Stored data entries
------
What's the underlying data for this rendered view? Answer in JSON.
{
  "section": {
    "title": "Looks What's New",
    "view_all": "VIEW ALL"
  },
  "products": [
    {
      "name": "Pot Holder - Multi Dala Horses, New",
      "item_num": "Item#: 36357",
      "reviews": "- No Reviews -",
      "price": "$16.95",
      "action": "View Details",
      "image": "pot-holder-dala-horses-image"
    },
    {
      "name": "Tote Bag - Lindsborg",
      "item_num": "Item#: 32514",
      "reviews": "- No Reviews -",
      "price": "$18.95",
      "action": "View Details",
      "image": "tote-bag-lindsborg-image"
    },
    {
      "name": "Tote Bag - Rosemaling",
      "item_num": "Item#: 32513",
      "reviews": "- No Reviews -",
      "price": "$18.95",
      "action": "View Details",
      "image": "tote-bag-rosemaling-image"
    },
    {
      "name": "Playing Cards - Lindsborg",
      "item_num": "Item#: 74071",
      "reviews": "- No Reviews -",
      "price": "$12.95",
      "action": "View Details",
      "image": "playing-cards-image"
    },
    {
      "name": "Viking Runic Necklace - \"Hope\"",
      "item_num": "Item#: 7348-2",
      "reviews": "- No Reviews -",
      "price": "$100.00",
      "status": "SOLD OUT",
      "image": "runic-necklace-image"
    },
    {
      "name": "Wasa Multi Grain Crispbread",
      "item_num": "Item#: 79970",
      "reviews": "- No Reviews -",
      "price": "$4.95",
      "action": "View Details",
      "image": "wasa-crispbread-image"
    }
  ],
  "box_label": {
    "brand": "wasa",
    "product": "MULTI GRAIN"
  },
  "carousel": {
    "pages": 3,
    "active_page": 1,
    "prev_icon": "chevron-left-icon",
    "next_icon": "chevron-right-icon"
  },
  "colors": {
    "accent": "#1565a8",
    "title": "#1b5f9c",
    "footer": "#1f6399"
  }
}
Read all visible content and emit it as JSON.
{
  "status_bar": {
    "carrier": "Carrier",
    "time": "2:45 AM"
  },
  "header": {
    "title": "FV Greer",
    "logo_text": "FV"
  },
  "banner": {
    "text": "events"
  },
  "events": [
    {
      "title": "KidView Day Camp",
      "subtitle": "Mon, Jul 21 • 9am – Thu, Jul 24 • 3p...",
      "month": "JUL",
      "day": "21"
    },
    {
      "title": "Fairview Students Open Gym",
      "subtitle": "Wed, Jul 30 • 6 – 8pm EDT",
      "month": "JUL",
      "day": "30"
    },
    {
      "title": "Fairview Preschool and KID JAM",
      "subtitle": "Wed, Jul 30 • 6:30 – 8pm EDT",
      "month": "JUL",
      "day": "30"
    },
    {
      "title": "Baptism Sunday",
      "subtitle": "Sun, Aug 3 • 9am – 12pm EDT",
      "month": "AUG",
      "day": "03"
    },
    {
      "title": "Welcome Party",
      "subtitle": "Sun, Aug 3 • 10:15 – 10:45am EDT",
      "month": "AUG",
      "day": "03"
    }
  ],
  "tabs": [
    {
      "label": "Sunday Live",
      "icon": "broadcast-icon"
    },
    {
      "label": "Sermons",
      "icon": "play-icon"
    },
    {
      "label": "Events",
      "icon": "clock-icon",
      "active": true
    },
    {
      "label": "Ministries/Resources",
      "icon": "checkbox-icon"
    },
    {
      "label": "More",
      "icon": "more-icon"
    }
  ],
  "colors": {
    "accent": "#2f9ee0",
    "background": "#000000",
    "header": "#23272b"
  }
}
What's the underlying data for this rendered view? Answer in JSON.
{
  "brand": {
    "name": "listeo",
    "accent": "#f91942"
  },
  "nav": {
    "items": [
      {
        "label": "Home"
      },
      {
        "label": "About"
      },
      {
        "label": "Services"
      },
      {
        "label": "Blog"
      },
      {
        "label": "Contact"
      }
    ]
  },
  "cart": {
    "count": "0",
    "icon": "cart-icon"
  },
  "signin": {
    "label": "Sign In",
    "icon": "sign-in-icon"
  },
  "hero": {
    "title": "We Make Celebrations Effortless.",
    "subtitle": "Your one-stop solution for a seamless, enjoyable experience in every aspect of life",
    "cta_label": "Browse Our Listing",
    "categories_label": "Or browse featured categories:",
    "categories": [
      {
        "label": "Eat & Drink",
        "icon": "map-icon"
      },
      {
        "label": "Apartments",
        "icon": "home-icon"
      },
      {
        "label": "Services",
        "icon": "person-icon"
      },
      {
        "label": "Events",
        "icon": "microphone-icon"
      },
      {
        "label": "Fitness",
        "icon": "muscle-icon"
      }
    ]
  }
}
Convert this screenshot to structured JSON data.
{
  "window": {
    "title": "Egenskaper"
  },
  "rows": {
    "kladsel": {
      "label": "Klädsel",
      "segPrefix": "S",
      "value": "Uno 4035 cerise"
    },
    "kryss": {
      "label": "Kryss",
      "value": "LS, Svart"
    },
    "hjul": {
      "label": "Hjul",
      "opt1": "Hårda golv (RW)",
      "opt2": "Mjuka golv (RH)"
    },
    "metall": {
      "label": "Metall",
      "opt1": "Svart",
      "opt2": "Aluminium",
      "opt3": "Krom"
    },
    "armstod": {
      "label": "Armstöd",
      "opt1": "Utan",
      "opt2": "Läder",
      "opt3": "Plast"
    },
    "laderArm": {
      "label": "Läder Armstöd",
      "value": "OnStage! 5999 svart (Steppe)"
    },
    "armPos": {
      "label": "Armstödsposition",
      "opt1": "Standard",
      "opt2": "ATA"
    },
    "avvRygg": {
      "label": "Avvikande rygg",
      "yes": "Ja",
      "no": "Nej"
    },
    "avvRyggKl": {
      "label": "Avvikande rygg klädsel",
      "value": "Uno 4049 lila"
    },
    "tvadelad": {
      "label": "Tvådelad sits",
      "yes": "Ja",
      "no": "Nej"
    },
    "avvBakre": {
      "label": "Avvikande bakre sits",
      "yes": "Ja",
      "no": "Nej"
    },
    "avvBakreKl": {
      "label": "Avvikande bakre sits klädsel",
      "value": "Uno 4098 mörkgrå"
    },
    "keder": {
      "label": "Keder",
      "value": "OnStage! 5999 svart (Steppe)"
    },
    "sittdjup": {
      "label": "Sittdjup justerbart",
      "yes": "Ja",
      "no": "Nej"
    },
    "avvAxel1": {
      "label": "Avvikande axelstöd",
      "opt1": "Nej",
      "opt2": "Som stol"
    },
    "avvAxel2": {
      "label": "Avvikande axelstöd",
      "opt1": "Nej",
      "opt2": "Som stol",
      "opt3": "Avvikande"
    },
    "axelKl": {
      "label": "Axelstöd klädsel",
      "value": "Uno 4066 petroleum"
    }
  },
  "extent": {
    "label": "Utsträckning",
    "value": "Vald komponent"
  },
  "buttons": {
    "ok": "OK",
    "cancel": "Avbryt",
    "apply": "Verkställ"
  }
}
------
TASK BRIEF: Where a line above contains the string "chevron", copy that line.

ANSWER IN FULL:
    "prev_icon": "chevron-left-icon",
    "next_icon": "chevron-right-icon"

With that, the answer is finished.